*Work instructions*
Every line of the data must be copied exactly.

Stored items
%%
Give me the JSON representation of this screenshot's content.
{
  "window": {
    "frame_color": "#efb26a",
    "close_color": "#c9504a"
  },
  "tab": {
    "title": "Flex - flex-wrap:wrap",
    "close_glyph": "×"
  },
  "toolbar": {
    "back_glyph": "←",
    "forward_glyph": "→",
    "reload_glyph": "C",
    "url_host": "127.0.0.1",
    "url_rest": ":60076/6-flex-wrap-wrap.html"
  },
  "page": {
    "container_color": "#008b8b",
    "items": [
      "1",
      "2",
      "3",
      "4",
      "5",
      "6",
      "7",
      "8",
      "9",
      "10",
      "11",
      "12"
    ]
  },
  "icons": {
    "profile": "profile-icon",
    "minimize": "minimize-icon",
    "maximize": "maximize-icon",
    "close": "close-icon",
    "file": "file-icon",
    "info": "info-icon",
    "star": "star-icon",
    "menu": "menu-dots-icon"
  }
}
%%
*Response to this task*
Give me the JSON representation of this screenshot's content.
{
  "window": {
    "frame_color": "#efb26a",
    "close_color": "#c9504a"
  },
  "tab": {
    "title": "Flex - flex-wrap:wrap",
    "close_glyph": "×"
  },
  "toolbar": {
    "back_glyph": "←",
    "forward_glyph": "→",
    "reload_glyph": "C",
    "url_host": "127.0.0.1",
    "url_rest": ":60076/6-flex-wrap-wrap.html"
  },
  "page": {
    "container_color": "#008b8b",
    "items": [
      "1",
      "2",
      "3",
      "4",
      "5",
      "6",
      "7",
      "8",
      "9",
      "10",
      "11",
      "12"
    ]
  },
  "icons": {
    "profile": "profile-icon",
    "minimize": "minimize-icon",
    "maximize": "maximize-icon",
    "close": "close-icon",
    "file": "file-icon",
    "info": "info-icon",
    "star": "star-icon",
    "menu": "menu-dots-icon"
  }
}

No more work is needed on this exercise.